Brief: Pick out every line in the data below that holds "Setup".

Entries shown:
========

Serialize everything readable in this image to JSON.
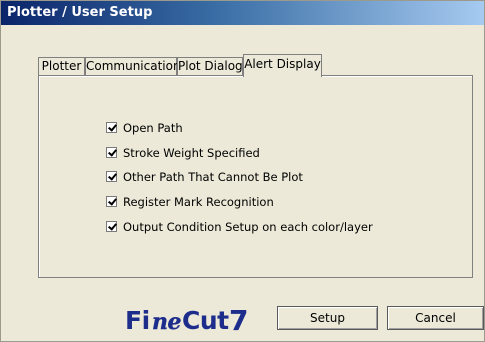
{
  "window": {
    "title": "Plotter / User Setup"
  },
  "tabs": [
    {
      "label": "Plotter",
      "active": false
    },
    {
      "label": "Communication",
      "active": false
    },
    {
      "label": "Plot Dialog",
      "active": false
    },
    {
      "label": "Alert Display",
      "active": true
    }
  ],
  "alert_options": [
    {
      "label": "Open Path",
      "checked": true
    },
    {
      "label": "Stroke Weight Specified",
      "checked": true
    },
    {
      "label": "Other Path That Cannot Be Plot",
      "checked": true
    },
    {
      "label": "Register Mark Recognition",
      "checked": true
    },
    {
      "label": "Output Condition Setup on each color/layer",
      "checked": true
    }
  ],
  "footer": {
    "logo_text": "FineCut7",
    "setup_label": "Setup",
    "cancel_label": "Cancel"
  },
  "colors": {
    "titlebar_start": "#0a246a",
    "titlebar_end": "#a6caf0",
    "dialog_bg": "#ece9d8",
    "logo_color": "#1d2d8c"
  }
}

========

Task solution:
    "title": "Plotter / User Setup"
      "label": "Output Condition Setup on each color/layer",
    "setup_label": "Setup",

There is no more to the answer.